*EXERCISE OBJECTIVE*.
Copy out the entries below precisely; nothing is to be omitted.
===== RECORDS PROVIDED
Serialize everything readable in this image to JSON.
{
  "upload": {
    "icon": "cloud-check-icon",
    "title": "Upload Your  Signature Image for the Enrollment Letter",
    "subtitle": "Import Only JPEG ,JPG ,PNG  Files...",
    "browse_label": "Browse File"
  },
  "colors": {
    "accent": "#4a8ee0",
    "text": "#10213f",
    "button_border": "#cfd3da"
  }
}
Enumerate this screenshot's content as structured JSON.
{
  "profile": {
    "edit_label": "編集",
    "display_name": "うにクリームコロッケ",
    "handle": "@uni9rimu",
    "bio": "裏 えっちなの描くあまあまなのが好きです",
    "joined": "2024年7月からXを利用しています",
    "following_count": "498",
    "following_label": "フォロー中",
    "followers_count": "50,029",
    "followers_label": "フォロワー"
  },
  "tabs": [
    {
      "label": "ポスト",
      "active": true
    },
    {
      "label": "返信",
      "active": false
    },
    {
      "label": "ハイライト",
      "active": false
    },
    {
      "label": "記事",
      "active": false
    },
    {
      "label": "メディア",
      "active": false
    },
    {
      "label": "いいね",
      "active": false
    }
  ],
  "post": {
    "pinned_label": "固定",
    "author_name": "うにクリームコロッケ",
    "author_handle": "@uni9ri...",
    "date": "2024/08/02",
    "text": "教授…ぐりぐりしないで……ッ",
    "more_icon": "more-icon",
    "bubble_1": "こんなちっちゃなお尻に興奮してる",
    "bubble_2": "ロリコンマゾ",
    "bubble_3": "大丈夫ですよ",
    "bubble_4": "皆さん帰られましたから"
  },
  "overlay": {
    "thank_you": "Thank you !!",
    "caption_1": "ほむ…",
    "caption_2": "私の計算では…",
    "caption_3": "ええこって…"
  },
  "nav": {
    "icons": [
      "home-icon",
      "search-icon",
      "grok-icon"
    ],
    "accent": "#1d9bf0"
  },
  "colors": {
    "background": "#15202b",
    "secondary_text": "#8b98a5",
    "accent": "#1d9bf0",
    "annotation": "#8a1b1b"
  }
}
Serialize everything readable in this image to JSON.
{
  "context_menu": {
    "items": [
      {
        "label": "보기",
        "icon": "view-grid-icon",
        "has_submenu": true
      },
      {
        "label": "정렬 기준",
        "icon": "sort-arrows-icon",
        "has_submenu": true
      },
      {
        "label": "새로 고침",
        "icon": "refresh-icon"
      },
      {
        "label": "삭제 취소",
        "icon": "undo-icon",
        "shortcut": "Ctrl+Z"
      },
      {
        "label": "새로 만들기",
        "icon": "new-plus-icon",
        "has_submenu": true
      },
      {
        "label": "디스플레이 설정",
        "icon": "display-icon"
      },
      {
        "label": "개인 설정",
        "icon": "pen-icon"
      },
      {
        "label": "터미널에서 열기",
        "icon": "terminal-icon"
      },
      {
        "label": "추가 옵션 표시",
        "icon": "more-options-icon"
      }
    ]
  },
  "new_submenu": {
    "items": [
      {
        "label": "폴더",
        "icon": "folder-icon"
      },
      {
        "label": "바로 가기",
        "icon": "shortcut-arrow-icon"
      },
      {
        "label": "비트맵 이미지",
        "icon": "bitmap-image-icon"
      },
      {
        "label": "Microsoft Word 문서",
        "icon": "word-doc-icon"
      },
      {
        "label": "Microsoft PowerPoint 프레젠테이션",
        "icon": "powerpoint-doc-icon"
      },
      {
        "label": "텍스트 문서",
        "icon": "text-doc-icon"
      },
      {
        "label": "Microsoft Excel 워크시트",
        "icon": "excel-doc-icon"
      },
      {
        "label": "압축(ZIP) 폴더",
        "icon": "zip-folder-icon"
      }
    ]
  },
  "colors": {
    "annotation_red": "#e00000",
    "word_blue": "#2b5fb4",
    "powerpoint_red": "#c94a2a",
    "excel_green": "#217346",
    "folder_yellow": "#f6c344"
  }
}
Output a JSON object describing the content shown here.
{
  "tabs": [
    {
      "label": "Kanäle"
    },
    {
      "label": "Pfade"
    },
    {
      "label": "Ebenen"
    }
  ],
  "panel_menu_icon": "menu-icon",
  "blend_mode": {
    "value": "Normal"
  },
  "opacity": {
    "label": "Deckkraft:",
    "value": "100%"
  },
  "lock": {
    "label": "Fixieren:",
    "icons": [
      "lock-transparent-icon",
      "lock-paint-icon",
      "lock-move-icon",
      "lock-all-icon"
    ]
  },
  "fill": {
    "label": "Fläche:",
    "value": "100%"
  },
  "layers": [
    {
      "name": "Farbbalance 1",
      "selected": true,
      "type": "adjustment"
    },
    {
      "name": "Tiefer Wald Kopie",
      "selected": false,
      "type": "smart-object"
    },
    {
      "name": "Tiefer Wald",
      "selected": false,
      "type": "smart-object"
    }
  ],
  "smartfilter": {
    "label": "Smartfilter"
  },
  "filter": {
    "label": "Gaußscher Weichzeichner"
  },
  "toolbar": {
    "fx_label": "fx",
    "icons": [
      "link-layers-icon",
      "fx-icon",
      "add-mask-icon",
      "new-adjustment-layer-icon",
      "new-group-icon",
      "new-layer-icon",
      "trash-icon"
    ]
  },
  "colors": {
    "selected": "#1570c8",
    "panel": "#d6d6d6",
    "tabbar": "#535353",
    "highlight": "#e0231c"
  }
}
==========
*ANSWER TO THE EXERCISE*.
Serialize everything readable in this image to JSON.
{
  "upload": {
    "icon": "cloud-check-icon",
    "title": "Upload Your  Signature Image for the Enrollment Letter",
    "subtitle": "Import Only JPEG ,JPG ,PNG  Files...",
    "browse_label": "Browse File"
  },
  "colors": {
    "accent": "#4a8ee0",
    "text": "#10213f",
    "button_border": "#cfd3da"
  }
}
Enumerate this screenshot's content as structured JSON.
{
  "profile": {
    "edit_label": "編集",
    "display_name": "うにクリームコロッケ",
    "handle": "@uni9rimu",
    "bio": "裏 えっちなの描くあまあまなのが好きです",
    "joined": "2024年7月からXを利用しています",
    "following_count": "498",
    "following_label": "フォロー中",
    "followers_count": "50,029",
    "followers_label": "フォロワー"
  },
  "tabs": [
    {
      "label": "ポスト",
      "active": true
    },
    {
      "label": "返信",
      "active": false
    },
    {
      "label": "ハイライト",
      "active": false
    },
    {
      "label": "記事",
      "active": false
    },
    {
      "label": "メディア",
      "active": false
    },
    {
      "label": "いいね",
      "active": false
    }
  ],
  "post": {
    "pinned_label": "固定",
    "author_name": "うにクリームコロッケ",
    "author_handle": "@uni9ri...",
    "date": "2024/08/02",
    "text": "教授…ぐりぐりしないで……ッ",
    "more_icon": "more-icon",
    "bubble_1": "こんなちっちゃなお尻に興奮してる",
    "bubble_2": "ロリコンマゾ",
    "bubble_3": "大丈夫ですよ",
    "bubble_4": "皆さん帰られましたから"
  },
  "overlay": {
    "thank_you": "Thank you !!",
    "caption_1": "ほむ…",
    "caption_2": "私の計算では…",
    "caption_3": "ええこって…"
  },
  "nav": {
    "icons": [
      "home-icon",
      "search-icon",
      "grok-icon"
    ],
    "accent": "#1d9bf0"
  },
  "colors": {
    "background": "#15202b",
    "secondary_text": "#8b98a5",
    "accent": "#1d9bf0",
    "annotation": "#8a1b1b"
  }
}
Serialize everything readable in this image to JSON.
{
  "context_menu": {
    "items": [
      {
        "label": "보기",
        "icon": "view-grid-icon",
        "has_submenu": true
      },
      {
        "label": "정렬 기준",
        "icon": "sort-arrows-icon",
        "has_submenu": true
      },
      {
        "label": "새로 고침",
        "icon": "refresh-icon"
      },
      {
        "label": "삭제 취소",
        "icon": "undo-icon",
        "shortcut": "Ctrl+Z"
      },
      {
        "label": "새로 만들기",
        "icon": "new-plus-icon",
        "has_submenu": true
      },
      {
        "label": "디스플레이 설정",
        "icon": "display-icon"
      },
      {
        "label": "개인 설정",
        "icon": "pen-icon"
      },
      {
        "label": "터미널에서 열기",
        "icon": "terminal-icon"
      },
      {
        "label": "추가 옵션 표시",
        "icon": "more-options-icon"
      }
    ]
  },
  "new_submenu": {
    "items": [
      {
        "label": "폴더",
        "icon": "folder-icon"
      },
      {
        "label": "바로 가기",
        "icon": "shortcut-arrow-icon"
      },
      {
        "label": "비트맵 이미지",
        "icon": "bitmap-image-icon"
      },
      {
        "label": "Microsoft Word 문서",
        "icon": "word-doc-icon"
      },
      {
        "label": "Microsoft PowerPoint 프레젠테이션",
        "icon": "powerpoint-doc-icon"
      },
      {
        "label": "텍스트 문서",
        "icon": "text-doc-icon"
      },
      {
        "label": "Microsoft Excel 워크시트",
        "icon": "excel-doc-icon"
      },
      {
        "label": "압축(ZIP) 폴더",
        "icon": "zip-folder-icon"
      }
    ]
  },
  "colors": {
    "annotation_red": "#e00000",
    "word_blue": "#2b5fb4",
    "powerpoint_red": "#c94a2a",
    "excel_green": "#217346",
    "folder_yellow": "#f6c344"
  }
}
Output a JSON object describing the content shown here.
{
  "tabs": [
    {
      "label": "Kanäle"
    },
    {
      "label": "Pfade"
    },
    {
      "label": "Ebenen"
    }
  ],
  "panel_menu_icon": "menu-icon",
  "blend_mode": {
    "value": "Normal"
  },
  "opacity": {
    "label": "Deckkraft:",
    "value": "100%"
  },
  "lock": {
    "label": "Fixieren:",
    "icons": [
      "lock-transparent-icon",
      "lock-paint-icon",
      "lock-move-icon",
      "lock-all-icon"
    ]
  },
  "fill": {
    "label": "Fläche:",
    "value": "100%"
  },
  "layers": [
    {
      "name": "Farbbalance 1",
      "selected": true,
      "type": "adjustment"
    },
    {
      "name": "Tiefer Wald Kopie",
      "selected": false,
      "type": "smart-object"
    },
    {
      "name": "Tiefer Wald",
      "selected": false,
      "type": "smart-object"
    }
  ],
  "smartfilter": {
    "label": "Smartfilter"
  },
  "filter": {
    "label": "Gaußscher Weichzeichner"
  },
  "toolbar": {
    "fx_label": "fx",
    "icons": [
      "link-layers-icon",
      "fx-icon",
      "add-mask-icon",
      "new-adjustment-layer-icon",
      "new-group-icon",
      "new-layer-icon",
      "trash-icon"
    ]
  },
  "colors": {
    "selected": "#1570c8",
    "panel": "#d6d6d6",
    "tabbar": "#535353",
    "highlight": "#e0231c"
  }
}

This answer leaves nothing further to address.